DO THIS:
Check every line of the material below for "JSON". Give the number of lines that have it, and only that.

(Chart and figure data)
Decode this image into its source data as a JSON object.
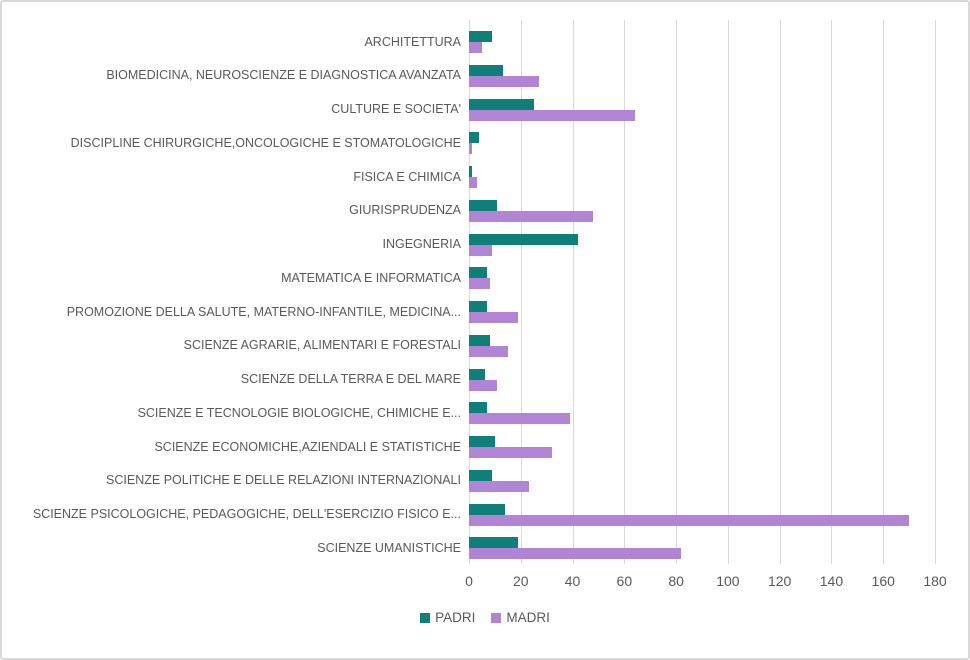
{
  "chart_data": {
    "type": "bar",
    "orientation": "horizontal",
    "title": "",
    "xlabel": "",
    "ylabel": "",
    "categories": [
      "ARCHITETTURA",
      "BIOMEDICINA, NEUROSCIENZE E DIAGNOSTICA AVANZATA",
      "CULTURE E SOCIETA'",
      "DISCIPLINE CHIRURGICHE,ONCOLOGICHE E STOMATOLOGICHE",
      "FISICA E CHIMICA",
      "GIURISPRUDENZA",
      "INGEGNERIA",
      "MATEMATICA E INFORMATICA",
      "PROMOZIONE DELLA SALUTE, MATERNO-INFANTILE, MEDICINA...",
      "SCIENZE AGRARIE, ALIMENTARI E FORESTALI",
      "SCIENZE DELLA TERRA E DEL MARE",
      "SCIENZE E TECNOLOGIE BIOLOGICHE, CHIMICHE E...",
      "SCIENZE ECONOMICHE,AZIENDALI E STATISTICHE",
      "SCIENZE POLITICHE E DELLE RELAZIONI INTERNAZIONALI",
      "SCIENZE PSICOLOGICHE, PEDAGOGICHE, DELL'ESERCIZIO FISICO E...",
      "SCIENZE UMANISTICHE"
    ],
    "series": [
      {
        "name": "PADRI",
        "color": "#0E7F79",
        "values": [
          9,
          13,
          25,
          4,
          1,
          11,
          42,
          7,
          7,
          8,
          6,
          7,
          10,
          9,
          14,
          19
        ]
      },
      {
        "name": "MADRI",
        "color": "#B184D6",
        "values": [
          5,
          27,
          64,
          1,
          3,
          48,
          9,
          8,
          19,
          15,
          11,
          39,
          32,
          23,
          170,
          82
        ]
      }
    ],
    "x_axis": {
      "min": 0,
      "max": 180,
      "step": 20,
      "tick_labels": [
        "0",
        "20",
        "40",
        "60",
        "80",
        "100",
        "120",
        "140",
        "160",
        "180"
      ]
    },
    "legend": {
      "position": "bottom",
      "entries": [
        "PADRI",
        "MADRI"
      ]
    },
    "grid": true,
    "colors": {
      "gridline": "#D9D9D9",
      "axis_text": "#595959",
      "category_text": "#595959",
      "background": "#FFFFFF",
      "border": "#D9D9D9"
    }
  }
}
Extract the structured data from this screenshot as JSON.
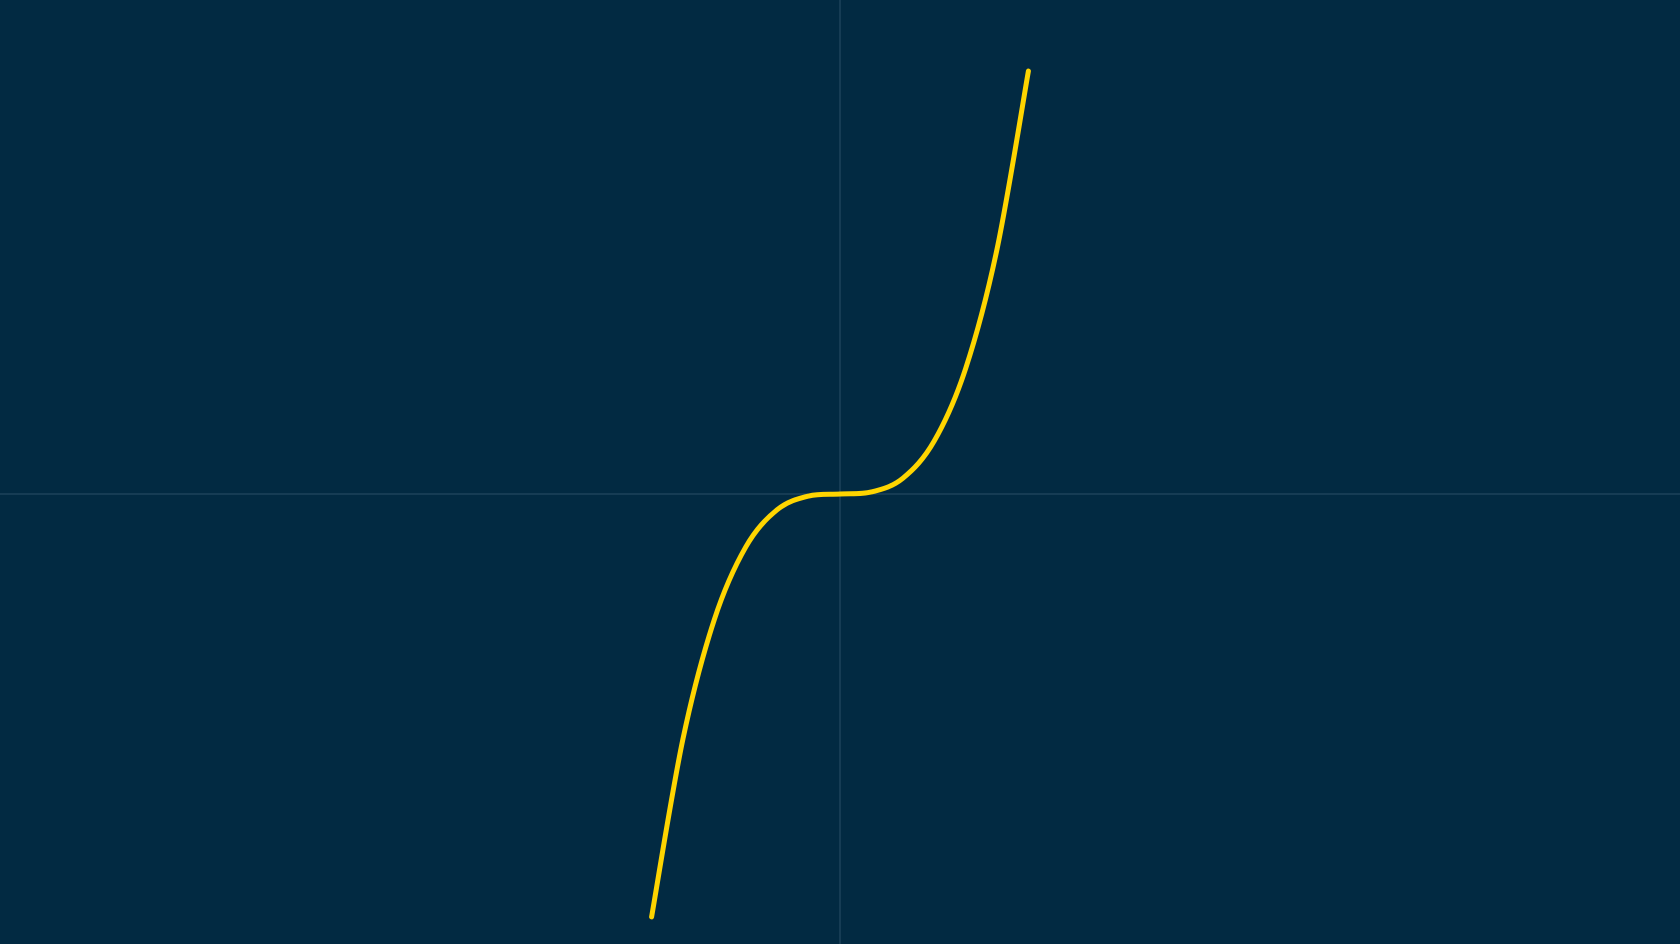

FINISHED ANSWER:
2